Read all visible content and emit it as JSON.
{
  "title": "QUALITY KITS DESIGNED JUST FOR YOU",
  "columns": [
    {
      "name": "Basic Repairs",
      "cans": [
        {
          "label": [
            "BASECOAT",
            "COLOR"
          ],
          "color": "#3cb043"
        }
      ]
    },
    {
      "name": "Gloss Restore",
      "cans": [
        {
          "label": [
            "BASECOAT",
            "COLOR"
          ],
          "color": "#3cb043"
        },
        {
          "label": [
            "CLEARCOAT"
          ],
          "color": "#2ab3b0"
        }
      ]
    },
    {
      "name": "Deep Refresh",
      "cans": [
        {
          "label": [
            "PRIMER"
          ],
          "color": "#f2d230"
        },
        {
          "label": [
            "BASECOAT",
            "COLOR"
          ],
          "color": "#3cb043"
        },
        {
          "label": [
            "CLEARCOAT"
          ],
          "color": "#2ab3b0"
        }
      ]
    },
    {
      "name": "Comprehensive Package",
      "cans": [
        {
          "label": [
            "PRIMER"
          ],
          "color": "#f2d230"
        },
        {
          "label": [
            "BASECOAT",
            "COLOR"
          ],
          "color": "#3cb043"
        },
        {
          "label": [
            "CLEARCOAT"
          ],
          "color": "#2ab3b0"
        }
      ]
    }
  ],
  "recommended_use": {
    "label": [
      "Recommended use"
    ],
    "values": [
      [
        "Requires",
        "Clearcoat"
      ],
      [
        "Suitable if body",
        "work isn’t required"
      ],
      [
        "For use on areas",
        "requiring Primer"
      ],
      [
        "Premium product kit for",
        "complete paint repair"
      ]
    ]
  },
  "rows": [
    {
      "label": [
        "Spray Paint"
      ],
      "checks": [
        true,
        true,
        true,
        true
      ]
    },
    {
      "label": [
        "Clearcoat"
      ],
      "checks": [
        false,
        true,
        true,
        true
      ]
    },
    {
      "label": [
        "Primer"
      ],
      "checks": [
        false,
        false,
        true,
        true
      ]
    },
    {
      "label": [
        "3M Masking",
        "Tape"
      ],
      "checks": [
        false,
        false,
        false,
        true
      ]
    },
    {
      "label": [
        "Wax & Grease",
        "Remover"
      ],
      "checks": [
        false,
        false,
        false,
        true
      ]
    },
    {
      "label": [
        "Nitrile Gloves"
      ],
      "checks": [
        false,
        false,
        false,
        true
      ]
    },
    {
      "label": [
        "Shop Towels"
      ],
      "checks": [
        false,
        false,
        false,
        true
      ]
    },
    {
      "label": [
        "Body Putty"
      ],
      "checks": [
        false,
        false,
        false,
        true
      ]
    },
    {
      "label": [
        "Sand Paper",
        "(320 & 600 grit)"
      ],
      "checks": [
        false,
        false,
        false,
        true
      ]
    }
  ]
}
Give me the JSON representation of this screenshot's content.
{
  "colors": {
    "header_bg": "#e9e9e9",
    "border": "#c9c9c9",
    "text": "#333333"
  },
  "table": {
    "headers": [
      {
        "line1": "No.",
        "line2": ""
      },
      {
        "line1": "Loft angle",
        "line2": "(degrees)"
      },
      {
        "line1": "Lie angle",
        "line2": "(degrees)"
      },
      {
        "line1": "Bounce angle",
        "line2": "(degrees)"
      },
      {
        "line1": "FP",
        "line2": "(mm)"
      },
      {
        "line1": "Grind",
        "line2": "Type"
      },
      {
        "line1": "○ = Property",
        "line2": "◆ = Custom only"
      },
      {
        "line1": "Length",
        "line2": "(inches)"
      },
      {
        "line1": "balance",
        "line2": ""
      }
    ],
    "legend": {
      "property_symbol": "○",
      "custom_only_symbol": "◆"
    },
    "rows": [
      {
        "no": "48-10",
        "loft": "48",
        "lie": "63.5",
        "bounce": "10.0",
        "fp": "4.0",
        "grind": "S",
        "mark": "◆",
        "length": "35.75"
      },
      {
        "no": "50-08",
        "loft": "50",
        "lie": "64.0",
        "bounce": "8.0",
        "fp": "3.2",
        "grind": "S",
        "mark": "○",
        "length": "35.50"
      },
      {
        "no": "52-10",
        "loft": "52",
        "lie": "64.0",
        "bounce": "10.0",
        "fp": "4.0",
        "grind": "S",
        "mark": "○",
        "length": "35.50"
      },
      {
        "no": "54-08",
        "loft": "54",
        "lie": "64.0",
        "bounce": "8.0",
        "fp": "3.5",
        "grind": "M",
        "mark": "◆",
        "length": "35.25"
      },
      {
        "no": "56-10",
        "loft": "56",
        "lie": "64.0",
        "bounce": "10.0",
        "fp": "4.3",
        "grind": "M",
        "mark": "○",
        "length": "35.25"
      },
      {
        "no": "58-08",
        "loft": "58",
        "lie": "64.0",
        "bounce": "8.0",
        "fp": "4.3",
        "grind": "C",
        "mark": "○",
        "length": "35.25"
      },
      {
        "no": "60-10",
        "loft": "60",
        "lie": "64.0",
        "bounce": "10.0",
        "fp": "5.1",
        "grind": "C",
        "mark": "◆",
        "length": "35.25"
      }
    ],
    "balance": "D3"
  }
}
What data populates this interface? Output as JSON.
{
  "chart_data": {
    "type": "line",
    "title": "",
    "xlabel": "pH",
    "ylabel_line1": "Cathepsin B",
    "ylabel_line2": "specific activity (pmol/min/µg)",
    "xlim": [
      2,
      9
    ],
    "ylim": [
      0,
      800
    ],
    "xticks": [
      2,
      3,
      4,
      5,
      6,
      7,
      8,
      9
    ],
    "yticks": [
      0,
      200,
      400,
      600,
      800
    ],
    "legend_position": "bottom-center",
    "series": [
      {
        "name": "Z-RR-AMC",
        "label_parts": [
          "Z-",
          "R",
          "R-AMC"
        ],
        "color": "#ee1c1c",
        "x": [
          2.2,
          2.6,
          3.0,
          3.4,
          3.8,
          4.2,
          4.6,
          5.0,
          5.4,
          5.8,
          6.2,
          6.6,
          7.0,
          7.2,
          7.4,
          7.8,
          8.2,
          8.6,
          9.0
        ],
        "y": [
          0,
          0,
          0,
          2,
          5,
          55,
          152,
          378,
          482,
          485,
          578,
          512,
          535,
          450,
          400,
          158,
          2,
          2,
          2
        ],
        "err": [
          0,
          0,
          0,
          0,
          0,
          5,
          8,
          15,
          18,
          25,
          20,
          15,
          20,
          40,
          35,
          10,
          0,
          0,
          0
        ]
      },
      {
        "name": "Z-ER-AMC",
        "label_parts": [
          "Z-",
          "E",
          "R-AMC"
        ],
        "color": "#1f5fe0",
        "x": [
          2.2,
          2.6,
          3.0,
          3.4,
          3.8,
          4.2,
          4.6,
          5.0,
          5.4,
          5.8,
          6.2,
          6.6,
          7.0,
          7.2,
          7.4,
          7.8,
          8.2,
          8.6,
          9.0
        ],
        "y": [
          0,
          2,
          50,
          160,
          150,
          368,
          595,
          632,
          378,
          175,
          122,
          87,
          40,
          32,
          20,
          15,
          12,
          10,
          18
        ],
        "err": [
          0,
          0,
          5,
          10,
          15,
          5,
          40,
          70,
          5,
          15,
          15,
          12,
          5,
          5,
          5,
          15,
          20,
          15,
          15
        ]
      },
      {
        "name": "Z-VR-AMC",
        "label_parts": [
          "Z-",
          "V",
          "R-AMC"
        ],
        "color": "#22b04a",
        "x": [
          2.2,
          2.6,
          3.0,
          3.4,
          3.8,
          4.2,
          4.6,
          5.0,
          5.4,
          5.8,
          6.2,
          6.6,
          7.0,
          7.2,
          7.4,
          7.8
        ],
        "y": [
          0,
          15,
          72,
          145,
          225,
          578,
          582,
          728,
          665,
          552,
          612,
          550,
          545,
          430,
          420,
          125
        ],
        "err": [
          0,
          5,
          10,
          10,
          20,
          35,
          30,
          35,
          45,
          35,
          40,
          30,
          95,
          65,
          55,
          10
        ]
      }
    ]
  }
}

+++

* TASK PROMPT: From the listing, copy every line where the string "content" appears.

* CORRECT RESPONSE:
Read all visible content and emit it as JSON.
Give me the JSON representation of this screenshot's content.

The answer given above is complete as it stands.